[Start SUPPLIED MATERIAL]
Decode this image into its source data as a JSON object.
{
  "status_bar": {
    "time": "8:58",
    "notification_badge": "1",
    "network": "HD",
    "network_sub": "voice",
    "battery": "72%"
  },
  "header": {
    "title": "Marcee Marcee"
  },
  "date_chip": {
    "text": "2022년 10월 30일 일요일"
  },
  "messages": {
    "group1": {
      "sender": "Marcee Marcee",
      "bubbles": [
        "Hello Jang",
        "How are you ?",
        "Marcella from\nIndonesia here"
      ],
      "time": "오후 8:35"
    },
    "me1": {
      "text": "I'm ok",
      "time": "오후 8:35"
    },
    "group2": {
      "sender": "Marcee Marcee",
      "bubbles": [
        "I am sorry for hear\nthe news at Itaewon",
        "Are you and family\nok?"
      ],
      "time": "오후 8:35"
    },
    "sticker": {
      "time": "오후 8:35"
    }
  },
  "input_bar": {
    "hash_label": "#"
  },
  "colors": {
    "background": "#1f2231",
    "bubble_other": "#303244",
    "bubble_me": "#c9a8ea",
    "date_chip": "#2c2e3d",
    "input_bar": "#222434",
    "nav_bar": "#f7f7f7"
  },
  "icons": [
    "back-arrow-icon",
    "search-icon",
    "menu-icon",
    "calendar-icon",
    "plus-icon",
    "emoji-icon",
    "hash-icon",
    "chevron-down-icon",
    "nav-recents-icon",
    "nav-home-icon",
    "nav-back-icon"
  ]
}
[End SUPPLIED MATERIAL]
> **TASK**: Above are some records; repeat all of them exactly.

> **SOLUTION FOR THIS TASK**:
Decode this image into its source data as a JSON object.
{
  "status_bar": {
    "time": "8:58",
    "notification_badge": "1",
    "network": "HD",
    "network_sub": "voice",
    "battery": "72%"
  },
  "header": {
    "title": "Marcee Marcee"
  },
  "date_chip": {
    "text": "2022년 10월 30일 일요일"
  },
  "messages": {
    "group1": {
      "sender": "Marcee Marcee",
      "bubbles": [
        "Hello Jang",
        "How are you ?",
        "Marcella from\nIndonesia here"
      ],
      "time": "오후 8:35"
    },
    "me1": {
      "text": "I'm ok",
      "time": "오후 8:35"
    },
    "group2": {
      "sender": "Marcee Marcee",
      "bubbles": [
        "I am sorry for hear\nthe news at Itaewon",
        "Are you and family\nok?"
      ],
      "time": "오후 8:35"
    },
    "sticker": {
      "time": "오후 8:35"
    }
  },
  "input_bar": {
    "hash_label": "#"
  },
  "colors": {
    "background": "#1f2231",
    "bubble_other": "#303244",
    "bubble_me": "#c9a8ea",
    "date_chip": "#2c2e3d",
    "input_bar": "#222434",
    "nav_bar": "#f7f7f7"
  },
  "icons": [
    "back-arrow-icon",
    "search-icon",
    "menu-icon",
    "calendar-icon",
    "plus-icon",
    "emoji-icon",
    "hash-icon",
    "chevron-down-icon",
    "nav-recents-icon",
    "nav-home-icon",
    "nav-back-icon"
  ]
}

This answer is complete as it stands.